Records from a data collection
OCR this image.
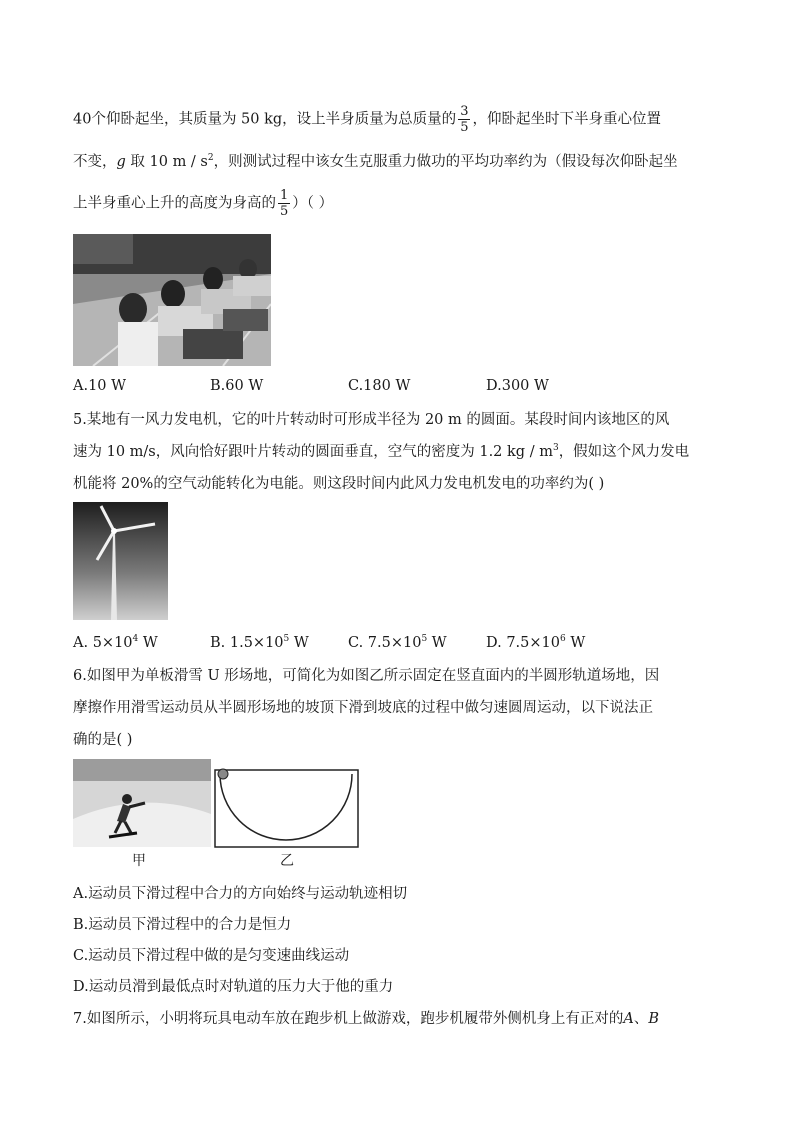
40个仰卧起坐，其质量为 50 kg，设上半身质量为总质量的 $\frac{3}{5}$ ，仰卧起坐时下半身重心位置
不变，g 取 10 m / $s^2$，则测试过程中该女生克服重力做功的平均功率约为（假设每次仰卧起坐
上半身重心上升的高度为身高的 $\frac{1}{5}$ ）（ ）
A.10 W	B.60 W	C.180 W	D.300 W
5.某地有一风力发电机，它的叶片转动时可形成半径为 20 m 的圆面。某段时间内该地区的风
速为 10 m/s，风向恰好跟叶片转动的圆面垂直，空气的密度为 1.2 kg / $m^3$，假如这个风力发电
机能将 20%的空气动能转化为电能。则这段时间内此风力发电机发电的功率约为( )
A. $5\times 10^4$ W	B. $1.5\times 10^5$ W	C. $7.5\times 10^5$ W	D. $7.5\times 10^6$ W
6.如图甲为单板滑雪 U 形场地，可简化为如图乙所示固定在竖直面内的半圆形轨道场地，因
摩擦作用滑雪运动员从半圆形场地的坡顶下滑到坡底的过程中做匀速圆周运动，以下说法正
确的是( )
甲	乙
A.运动员下滑过程中合力的方向始终与运动轨迹相切
B.运动员下滑过程中的合力是恒力
C.运动员下滑过程中做的是匀变速曲线运动
D.运动员滑到最低点时对轨道的压力大于他的重力
7.如图所示，小明将玩具电动车放在跑步机上做游戏，跑步机履带外侧机身上有正对的A、B
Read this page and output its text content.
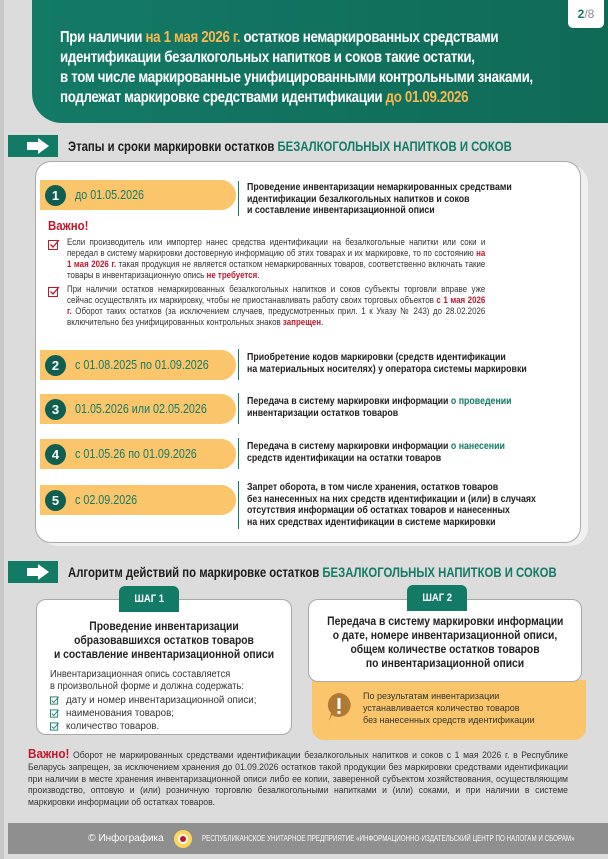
2/8
При наличии на 1 мая 2026 г. остатков немаркированных средствами
идентификации безалкогольных напитков и соков такие остатки,
в том числе маркированные унифицированными контрольными знаками,
подлежат маркировке средствами идентификации до 01.09.2026
Этапы и сроки маркировки остатков БЕЗАЛКОГОЛЬНЫХ НАПИТКОВ И СОКОВ
1	до 01.05.2026
Проведение инвентаризации немаркированных средствами
идентификации безалкогольных напитков и соков
и составление инвентаризационной описи
Важно!
Если производитель или импортер нанес средства идентификации на безалкогольные напитки или соки и передал в систему маркировки достоверную информацию об этих товарах и их маркировке, то по состоянию на 1 мая 2026 г. такая продукция не является остатком немаркированных товаров, соответственно включать такие товары в инвентаризационную опись не требуется.
При наличии остатков немаркированных безалкогольных напитков и соков субъекты торговли вправе уже сейчас осуществлять их маркировку, чтобы не приостанавливать работу своих торговых объектов с 1 мая 2026 г. Оборот таких остатков (за исключением случаев, предусмотренных прил. 1 к Указу № 243) до 28.02.2026 включительно без унифицированных контрольных знаков запрещен.
2	с 01.08.2025 по 01.09.2026
Приобретение кодов маркировки (средств идентификации
на материальных носителях) у оператора системы маркировки
3	01.05.2026 или 02.05.2026
Передача в систему маркировки информации о проведении
инвентаризации остатков товаров
4	с 01.05.26 по 01.09.2026
Передача в систему маркировки информации о нанесении
средств идентификации на остатки товаров
5	с 02.09.2026
Запрет оборота, в том числе хранения, остатков товаров
без нанесенных на них средств идентификации и (или) в случаях
отсутствия информации об остатках товаров и нанесенных
на них средствах идентификации в системе маркировки
Алгоритм действий по маркировке остатков БЕЗАЛКОГОЛЬНЫХ НАПИТКОВ И СОКОВ
ШАГ 1
Проведение инвентаризации
образовавшихся остатков товаров
и составление инвентаризационной описи
Инвентаризационная опись составляется
в произвольной форме и должна содержать:
дату и номер инвентаризационной описи;
наименования товаров;
количество товаров.
По результатам инвентаризации
устанавливается количество товаров
без нанесенных средств идентификации
ШАГ 2
Передача в систему маркировки информации
о дате, номере инвентаризационной описи,
общем количестве остатков товаров
по инвентаризационной описи
Важно! Оборот не маркированных средствами идентификации безалкогольных напитков и соков с 1 мая 2026 г. в Республике Беларусь запрещен, за исключением хранения до 01.09.2026 остатков такой продукции без маркировки средствами идентификации при наличии в месте хранения инвентаризационной описи либо ее копии, заверенной субъектом хозяйствования, осуществляющим производство, оптовую и (или) розничную торговлю безалкогольными напитками и (или) соками, и при наличии в системе маркировки информации об остатках товаров.
© Инфографика	РЕСПУБЛИКАНСКОЕ УНИТАРНОЕ ПРЕДПРИЯТИЕ «ИНФОРМАЦИОННО-ИЗДАТЕЛЬСКИЙ ЦЕНТР ПО НАЛОГАМ И СБОРАМ»
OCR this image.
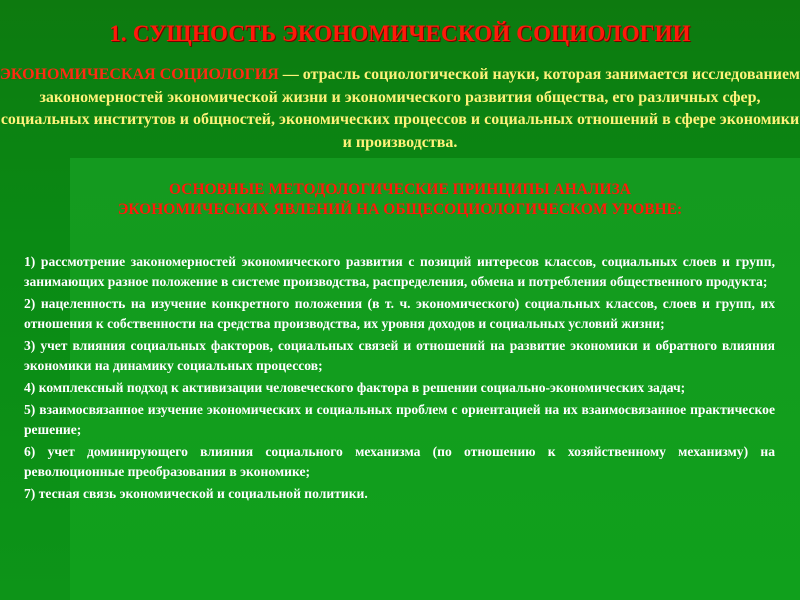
1. СУЩНОСТЬ ЭКОНОМИЧЕСКОЙ СОЦИОЛОГИИ
ЭКОНОМИЧЕСКАЯ СОЦИОЛОГИЯ — отрасль социологической науки, которая занимается исследованием закономерностей экономической жизни и экономического развития общества, его различных сфер, социальных институтов и общностей, экономических процессов и социальных отношений в сфере экономики и производства.
ОСНОВНЫЕ МЕТОДОЛОГИЧЕСКИЕ ПРИНЦИПЫ АНАЛИЗА ЭКОНОМИЧЕСКИХ ЯВЛЕНИЙ НА ОБЩЕСОЦИОЛОГИЧЕСКОМ УРОВНЕ:
1) рассмотрение закономерностей экономического развития с позиций интересов классов, социальных слоев и групп, занимающих разное положение в системе производства, распределения, обмена и потребления общественного продукта;
2) нацеленность на изучение конкретного положения (в т. ч. экономического) социальных классов, слоев и групп, их отношения к собственности на средства производства, их уровня доходов и социальных условий жизни;
3) учет влияния социальных факторов, социальных связей и отношений на развитие экономики и обратного влияния экономики на динамику социальных процессов;
4) комплексный подход к активизации человеческого фактора в решении социально-экономических задач;
5) взаимосвязанное изучение экономических и социальных проблем с ориентацией на их взаимосвязанное практическое решение;
6) учет доминирующего влияния социального механизма (по отношению к хозяйственному механизму) на революционные преобразования в экономике;
7) тесная связь экономической и социальной политики.
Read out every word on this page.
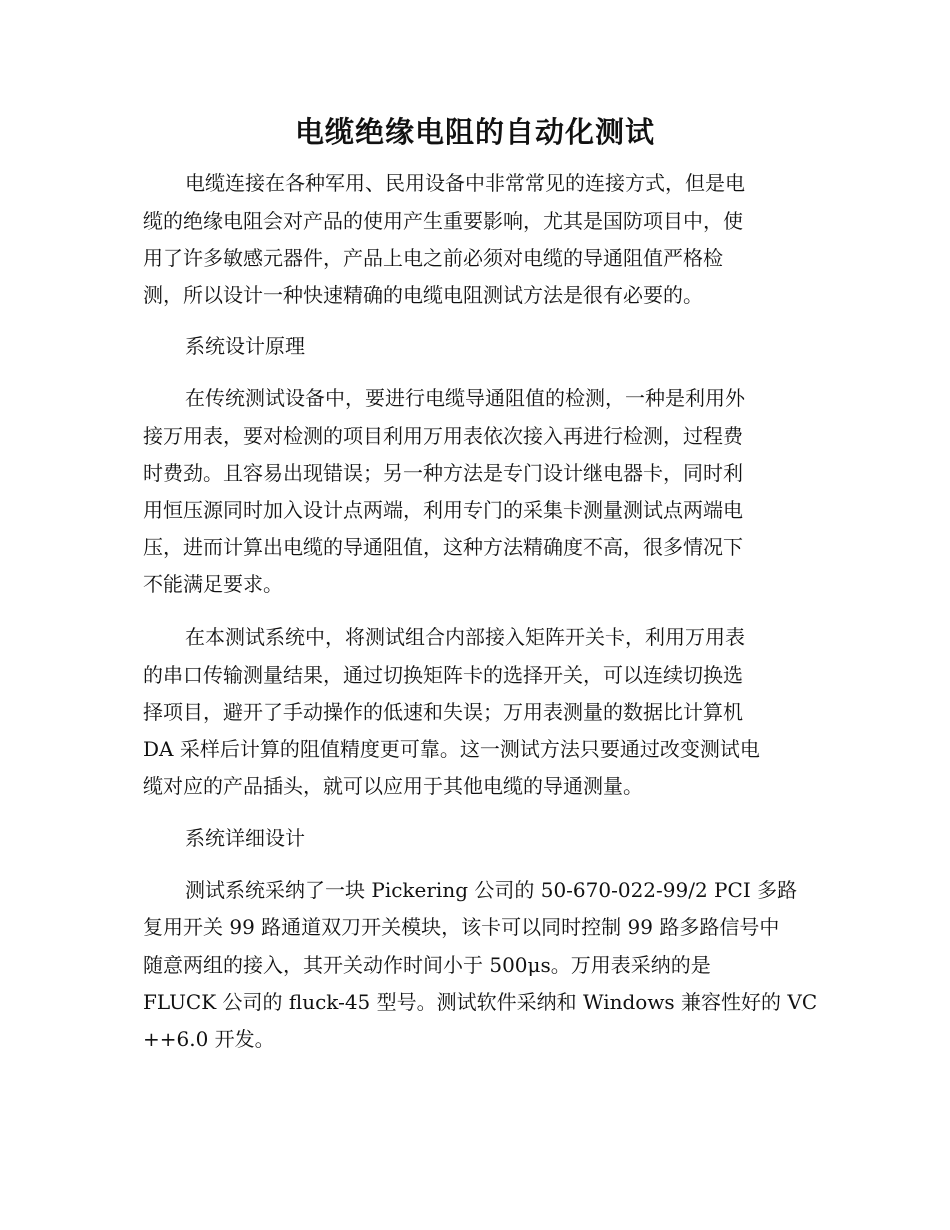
电缆绝缘电阻的自动化测试

电缆连接在各种军用、民用设备中非常常见的连接方式，但是电

缆的绝缘电阻会对产品的使用产生重要影响，尤其是国防项目中，使

用了许多敏感元器件，产品上电之前必须对电缆的导通阻值严格检

测，所以设计一种快速精确的电缆电阻测试方法是很有必要的。

系统设计原理

在传统测试设备中，要进行电缆导通阻值的检测，一种是利用外

接万用表，要对检测的项目利用万用表依次接入再进行检测，过程费

时费劲。且容易出现错误；另一种方法是专门设计继电器卡，同时利

用恒压源同时加入设计点两端，利用专门的采集卡测量测试点两端电

压，进而计算出电缆的导通阻值，这种方法精确度不高，很多情况下

不能满足要求。

在本测试系统中，将测试组合内部接入矩阵开关卡，利用万用表

的串口传输测量结果，通过切换矩阵卡的选择开关，可以连续切换选

择项目，避开了手动操作的低速和失误；万用表测量的数据比计算机

DA 采样后计算的阻值精度更可靠。这一测试方法只要通过改变测试电

缆对应的产品插头，就可以应用于其他电缆的导通测量。

系统详细设计

测试系统采纳了一块 Pickering 公司的 50-670-022-99/2 PCI 多路

复用开关 99 路通道双刀开关模块，该卡可以同时控制 99 路多路信号中

随意两组的接入，其开关动作时间小于 500μs。万用表采纳的是

FLUCK 公司的 fluck-45 型号。测试软件采纳和 Windows 兼容性好的 VC

++6.0 开发。
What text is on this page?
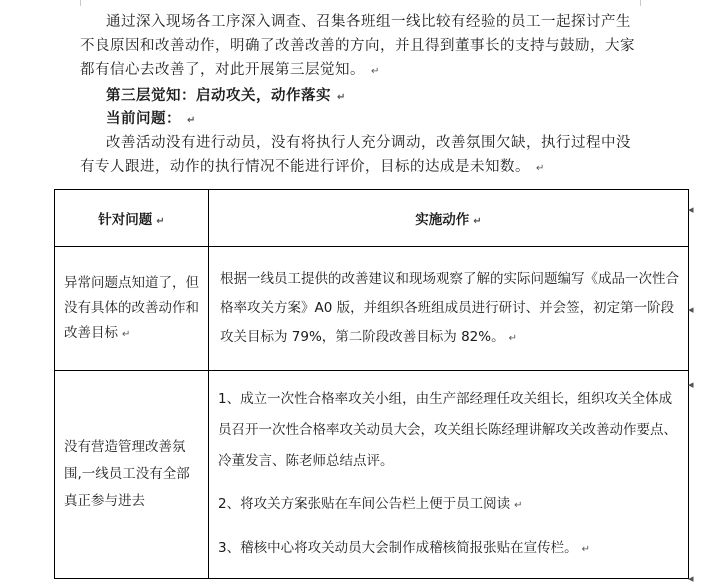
通过深入现场各工序深入调查、召集各班组一线比较有经验的员工一起探讨产生不良原因和改善动作，明确了改善改善的方向，并且得到董事长的支持与鼓励，大家都有信心去改善了，对此开展第三层觉知。 ↵

第三层觉知：启动攻关，动作落实 ↵
当前问题： ↵

改善活动没有进行动员，没有将执行人充分调动，改善氛围欠缺，执行过程中没有专人跟进，动作的执行情况不能进行评价，目标的达成是未知数。 ↵

针对问题 ↵	实施动作 ↵

异常问题点知道了，但没有具体的改善动作和改善目标 ↵	根据一线员工提供的改善建议和现场观察了解的实际问题编写《成品一次性合格率攻关方案》A0 版，并组织各班组成员进行研讨、并会签，初定第一阶段攻关目标为 79%，第二阶段改善目标为 82%。 ↵

没有营造管理改善氛围,一线员工没有全部真正参与进去	1、成立一次性合格率攻关小组，由生产部经理任攻关组长，组织攻关全体成员召开一次性合格率攻关动员大会，攻关组长陈经理讲解攻关改善动作要点、冷董发言、陈老师总结点评。
2、将攻关方案张贴在车间公告栏上便于员工阅读 ↵
3、稽核中心将攻关动员大会制作成稽核简报张贴在宣传栏。 ↵
◂
◂
◂
◂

▶ **Stated task**
Pull out all lines from the entries above in which the word "Важно" appears.

▶ **Completed task**
Важно!
Важно! Оборот не маркированных средствами идентификации безалкогольных напитков и соков с 1 мая 2026 г. в Республике Беларусь запрещен, за исключением хранения до 01.09.2026 остатков такой продукции без маркировки средствами идентификации при наличии в месте хранения инвентаризационной описи либо ее копии, заверенной субъектом хозяйствования, осуществляющим производство, оптовую и (или) розничную торговлю безалкогольными напитками и (или) соками, и при наличии в системе маркировки информации об остатках товаров.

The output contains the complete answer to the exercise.